▸ The problem: Read the lines below. Copy out any that hold the string "students".

(Records from a dataset)
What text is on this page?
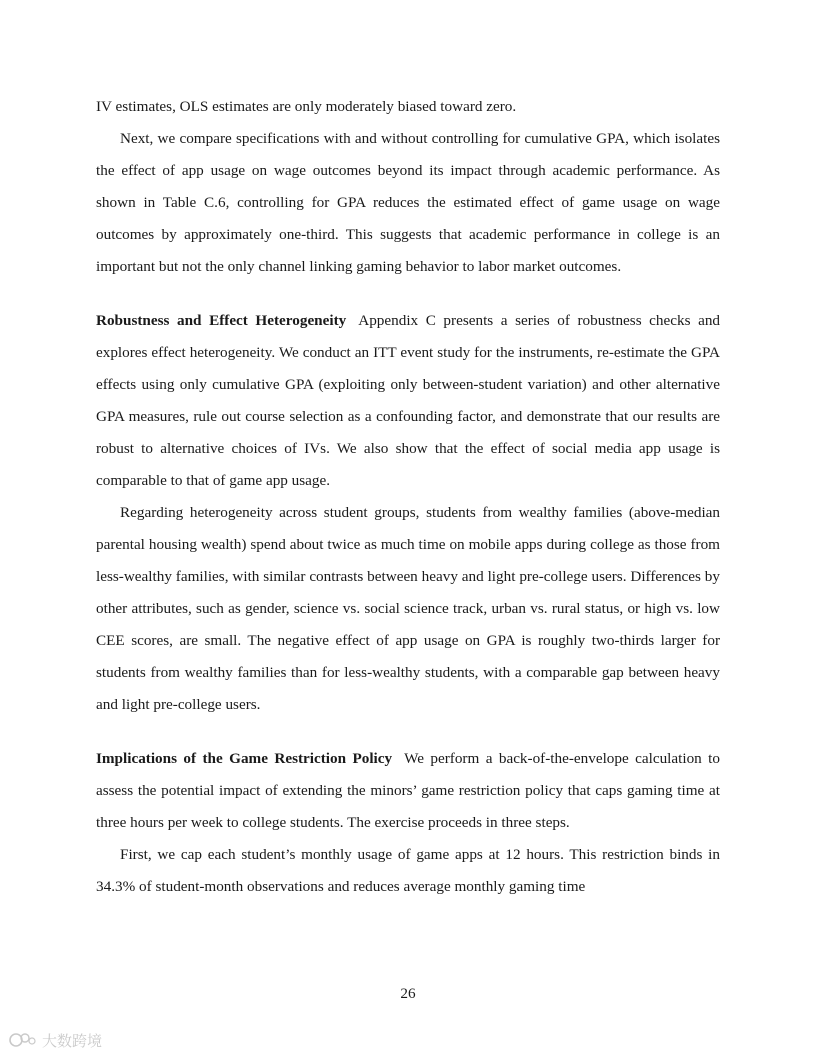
IV estimates, OLS estimates are only moderately biased toward zero.

Next, we compare specifications with and without controlling for cumulative GPA, which isolates the effect of app usage on wage outcomes beyond its impact through academic performance. As shown in Table C.6, controlling for GPA reduces the estimated effect of game usage on wage outcomes by approximately one-third. This suggests that academic performance in college is an important but not the only channel linking gaming behavior to labor market outcomes.

Robustness and Effect Heterogeneity Appendix C presents a series of robustness checks and explores effect heterogeneity. We conduct an ITT event study for the instruments, re-estimate the GPA effects using only cumulative GPA (exploiting only between-student variation) and other alternative GPA measures, rule out course selection as a confounding factor, and demonstrate that our results are robust to alternative choices of IVs. We also show that the effect of social media app usage is comparable to that of game app usage.

Regarding heterogeneity across student groups, students from wealthy families (above-median parental housing wealth) spend about twice as much time on mobile apps during college as those from less-wealthy families, with similar contrasts between heavy and light pre-college users. Differences by other attributes, such as gender, science vs. social science track, urban vs. rural status, or high vs. low CEE scores, are small. The negative effect of app usage on GPA is roughly two-thirds larger for students from wealthy families than for less-wealthy students, with a comparable gap between heavy and light pre-college users.

Implications of the Game Restriction Policy We perform a back-of-the-envelope calculation to assess the potential impact of extending the minors’ game restriction policy that caps gaming time at three hours per week to college students. The exercise proceeds in three steps.

First, we cap each student’s monthly usage of game apps at 12 hours. This restriction binds in 34.3% of student-month observations and reduces average monthly gaming time

26
大数跨境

▸ Solution below:
Regarding heterogeneity across student groups, students from wealthy families (above-median parental housing wealth) spend about twice as much time on mobile apps during college as those from less-wealthy families, with similar contrasts between heavy and light pre-college users. Differences by other attributes, such as gender, science vs. social science track, urban vs. rural status, or high vs. low CEE scores, are small. The negative effect of app usage on GPA is roughly two-thirds larger for students from wealthy families than for less-wealthy students, with a comparable gap between heavy and light pre-college users.
Implications of the Game Restriction Policy We perform a back-of-the-envelope calculation to assess the potential impact of extending the minors’ game restriction policy that caps gaming time at three hours per week to college students. The exercise proceeds in three steps.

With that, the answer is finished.